What the task asks ▸
Restate the data word for word and leave the images out.

Available data ▸
>>>>

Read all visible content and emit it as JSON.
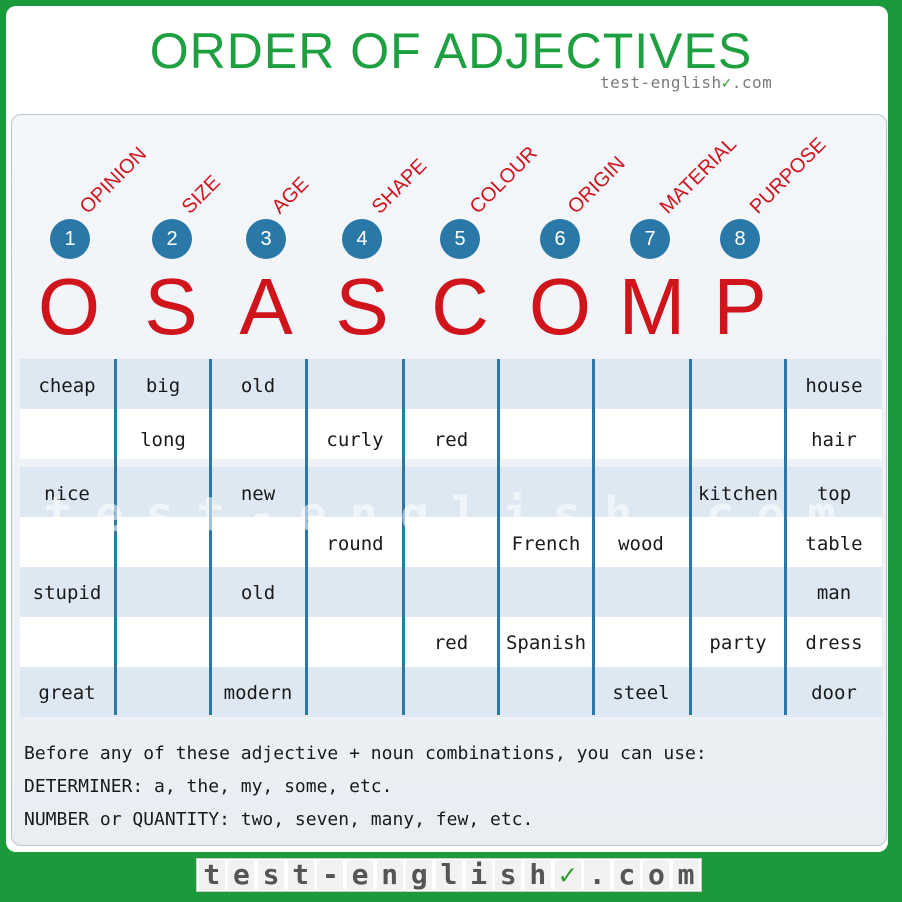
{
  "title": "ORDER OF ADJECTIVES",
  "brand": {
    "name": "test-english",
    "check": "✓",
    "suffix": ".com"
  },
  "categories": [
    "OPINION",
    "SIZE",
    "AGE",
    "SHAPE",
    "COLOUR",
    "ORIGIN",
    "MATERIAL",
    "PURPOSE"
  ],
  "numbers": [
    "1",
    "2",
    "3",
    "4",
    "5",
    "6",
    "7",
    "8"
  ],
  "letters": [
    "O",
    "S",
    "A",
    "S",
    "C",
    "O",
    "M",
    "P"
  ],
  "rows": [
    [
      "cheap",
      "big",
      "old",
      "",
      "",
      "",
      "",
      "",
      "house"
    ],
    [
      "",
      "long",
      "",
      "curly",
      "red",
      "",
      "",
      "",
      "hair"
    ],
    [
      "nice",
      "",
      "new",
      "",
      "",
      "",
      "",
      "kitchen",
      "top"
    ],
    [
      "",
      "",
      "",
      "round",
      "",
      "French",
      "wood",
      "",
      "table"
    ],
    [
      "stupid",
      "",
      "old",
      "",
      "",
      "",
      "",
      "",
      "man"
    ],
    [
      "",
      "",
      "",
      "",
      "red",
      "Spanish",
      "",
      "party",
      "dress"
    ],
    [
      "great",
      "",
      "modern",
      "",
      "",
      "",
      "steel",
      "",
      "door"
    ]
  ],
  "watermark": "test-english.com",
  "notes": [
    "Before any of these adjective + noun combinations, you can use:",
    "DETERMINER: a, the, my, some, etc.",
    "NUMBER or QUANTITY: two, seven, many, few, etc."
  ],
  "bottom_brand_chars": [
    "t",
    "e",
    "s",
    "t",
    "-",
    "e",
    "n",
    "g",
    "l",
    "i",
    "s",
    "h",
    "✓",
    ".",
    "c",
    "o",
    "m"
  ]
}
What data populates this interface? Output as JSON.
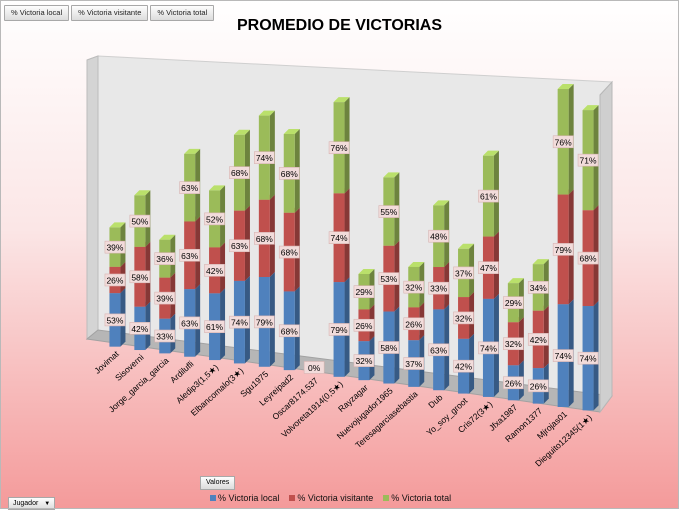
{
  "field_buttons": [
    "% Victoria local",
    "% Victoria visitante",
    "% Victoria total"
  ],
  "valores_button": "Valores",
  "jugador_button": "Jugador",
  "colors": {
    "local": "#4f81bd",
    "visitante": "#c0504d",
    "total": "#9bbb59"
  },
  "chart_data": {
    "type": "bar",
    "stacked": true,
    "style": "3d-column",
    "title": "PROMEDIO DE VICTORIAS",
    "xlabel": "",
    "ylabel": "",
    "legend_position": "bottom",
    "categories": [
      "Jovimat",
      "Sisoverni",
      "Jorge_garcia_garcia",
      "Ardilufli",
      "Aledip3(1,5★)",
      "Elbancomalo(3★)",
      "Sgu1975",
      "Leyreipad2",
      "Oscar8174.537",
      "Volvoreta1914(0,5★)",
      "Rayzagar",
      "Nuevojugador1965",
      "Teresagarciasebastia",
      "Dub",
      "Yo_soy_groot",
      "Cris72(3★)",
      "Jfxa1987",
      "Ramon1377",
      "Mjrojas01",
      "Dieguito12345(1★)"
    ],
    "series": [
      {
        "name": "% Victoria local",
        "values": [
          53,
          42,
          33,
          63,
          61,
          74,
          79,
          68,
          0,
          79,
          32,
          58,
          37,
          63,
          42,
          74,
          26,
          26,
          74,
          74
        ],
        "labels": [
          "53%",
          "42%",
          "33%",
          "63%",
          "61%",
          "74%",
          "79%",
          "68%",
          "0%",
          "79%",
          "32%",
          "58%",
          "37%",
          "63%",
          "42%",
          "74%",
          "26%",
          "26%",
          "74%",
          "74%"
        ]
      },
      {
        "name": "% Victoria visitante",
        "values": [
          26,
          58,
          39,
          63,
          42,
          63,
          68,
          68,
          0,
          74,
          26,
          53,
          26,
          33,
          32,
          47,
          32,
          42,
          79,
          68
        ],
        "labels": [
          "26%",
          "58%",
          "39%",
          "63%",
          "42%",
          "63%",
          "68%",
          "68%",
          "",
          "74%",
          "26%",
          "53%",
          "26%",
          "33%",
          "32%",
          "47%",
          "32%",
          "42%",
          "79%",
          "68%"
        ]
      },
      {
        "name": "% Victoria total",
        "values": [
          39,
          50,
          36,
          63,
          52,
          68,
          74,
          68,
          0,
          76,
          29,
          55,
          32,
          48,
          37,
          61,
          29,
          34,
          76,
          71
        ],
        "labels": [
          "39%",
          "50%",
          "36%",
          "63%",
          "52%",
          "68%",
          "74%",
          "68%",
          "",
          "76%",
          "29%",
          "55%",
          "32%",
          "48%",
          "37%",
          "61%",
          "29%",
          "34%",
          "76%",
          "71%"
        ]
      }
    ]
  }
}
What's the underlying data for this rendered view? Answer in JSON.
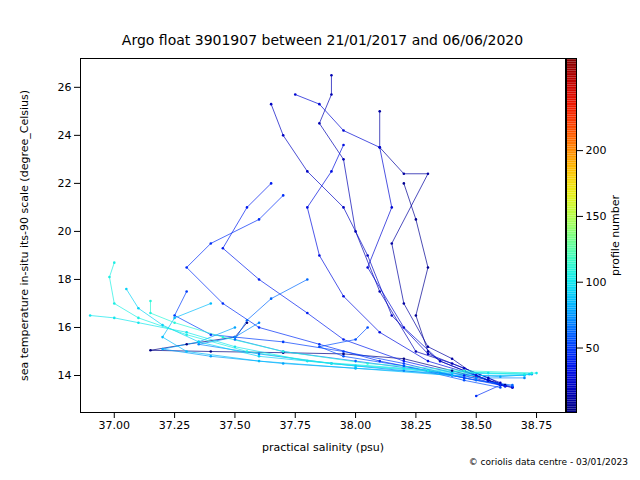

<<<<

Expected answer ▸
Read all visible content and emit it as JSON.
{
  "title": "ORDER OF ADJECTIVES",
  "brand": {
    "name": "test-english",
    "check": "✓",
    "suffix": ".com"
  },
  "categories": [
    "OPINION",
    "SIZE",
    "AGE",
    "SHAPE",
    "COLOUR",
    "ORIGIN",
    "MATERIAL",
    "PURPOSE"
  ],
  "numbers": [
    "1",
    "2",
    "3",
    "4",
    "5",
    "6",
    "7",
    "8"
  ],
  "letters": [
    "O",
    "S",
    "A",
    "S",
    "C",
    "O",
    "M",
    "P"
  ],
  "rows": [
    [
      "cheap",
      "big",
      "old",
      "",
      "",
      "",
      "",
      "",
      "house"
    ],
    [
      "",
      "long",
      "",
      "curly",
      "red",
      "",
      "",
      "",
      "hair"
    ],
    [
      "nice",
      "",
      "new",
      "",
      "",
      "",
      "",
      "kitchen",
      "top"
    ],
    [
      "",
      "",
      "",
      "round",
      "",
      "French",
      "wood",
      "",
      "table"
    ],
    [
      "stupid",
      "",
      "old",
      "",
      "",
      "",
      "",
      "",
      "man"
    ],
    [
      "",
      "",
      "",
      "",
      "red",
      "Spanish",
      "",
      "party",
      "dress"
    ],
    [
      "great",
      "",
      "modern",
      "",
      "",
      "",
      "steel",
      "",
      "door"
    ]
  ],
  "watermark": "test-english.com",
  "notes": [
    "Before any of these adjective + noun combinations, you can use:",
    "DETERMINER: a, the, my, some, etc.",
    "NUMBER or QUANTITY: two, seven, many, few, etc."
  ],
  "bottom_brand_chars": [
    "t",
    "e",
    "s",
    "t",
    "-",
    "e",
    "n",
    "g",
    "l",
    "i",
    "s",
    "h",
    "✓",
    ".",
    "c",
    "o",
    "m"
  ]
}
What data populates this interface? Output as JSON.
{
  "field_buttons": [
    "% Victoria local",
    "% Victoria visitante",
    "% Victoria total"
  ],
  "valores_button": "Valores",
  "jugador_button": "Jugador",
  "colors": {
    "local": "#4f81bd",
    "visitante": "#c0504d",
    "total": "#9bbb59"
  },
  "chart_data": {
    "type": "bar",
    "stacked": true,
    "style": "3d-column",
    "title": "PROMEDIO DE VICTORIAS",
    "xlabel": "",
    "ylabel": "",
    "legend_position": "bottom",
    "categories": [
      "Jovimat",
      "Sisoverni",
      "Jorge_garcia_garcia",
      "Ardilufli",
      "Aledip3(1,5★)",
      "Elbancomalo(3★)",
      "Sgu1975",
      "Leyreipad2",
      "Oscar8174.537",
      "Volvoreta1914(0,5★)",
      "Rayzagar",
      "Nuevojugador1965",
      "Teresagarciasebastia",
      "Dub",
      "Yo_soy_groot",
      "Cris72(3★)",
      "Jfxa1987",
      "Ramon1377",
      "Mjrojas01",
      "Dieguito12345(1★)"
    ],
    "series": [
      {
        "name": "% Victoria local",
        "values": [
          53,
          42,
          33,
          63,
          61,
          74,
          79,
          68,
          0,
          79,
          32,
          58,
          37,
          63,
          42,
          74,
          26,
          26,
          74,
          74
        ],
        "labels": [
          "53%",
          "42%",
          "33%",
          "63%",
          "61%",
          "74%",
          "79%",
          "68%",
          "0%",
          "79%",
          "32%",
          "58%",
          "37%",
          "63%",
          "42%",
          "74%",
          "26%",
          "26%",
          "74%",
          "74%"
        ]
      },
      {
        "name": "% Victoria visitante",
        "values": [
          26,
          58,
          39,
          63,
          42,
          63,
          68,
          68,
          0,
          74,
          26,
          53,
          26,
          33,
          32,
          47,
          32,
          42,
          79,
          68
        ],
        "labels": [
          "26%",
          "58%",
          "39%",
          "63%",
          "42%",
          "63%",
          "68%",
          "68%",
          "",
          "74%",
          "26%",
          "53%",
          "26%",
          "33%",
          "32%",
          "47%",
          "32%",
          "42%",
          "79%",
          "68%"
        ]
      },
      {
        "name": "% Victoria total",
        "values": [
          39,
          50,
          36,
          63,
          52,
          68,
          74,
          68,
          0,
          76,
          29,
          55,
          32,
          48,
          37,
          61,
          29,
          34,
          76,
          71
        ],
        "labels": [
          "39%",
          "50%",
          "36%",
          "63%",
          "52%",
          "68%",
          "74%",
          "68%",
          "",
          "76%",
          "29%",
          "55%",
          "32%",
          "48%",
          "37%",
          "61%",
          "29%",
          "34%",
          "76%",
          "71%"
        ]
      }
    ]
  }
}
What's the underlying data for this rendered view? Answer in JSON.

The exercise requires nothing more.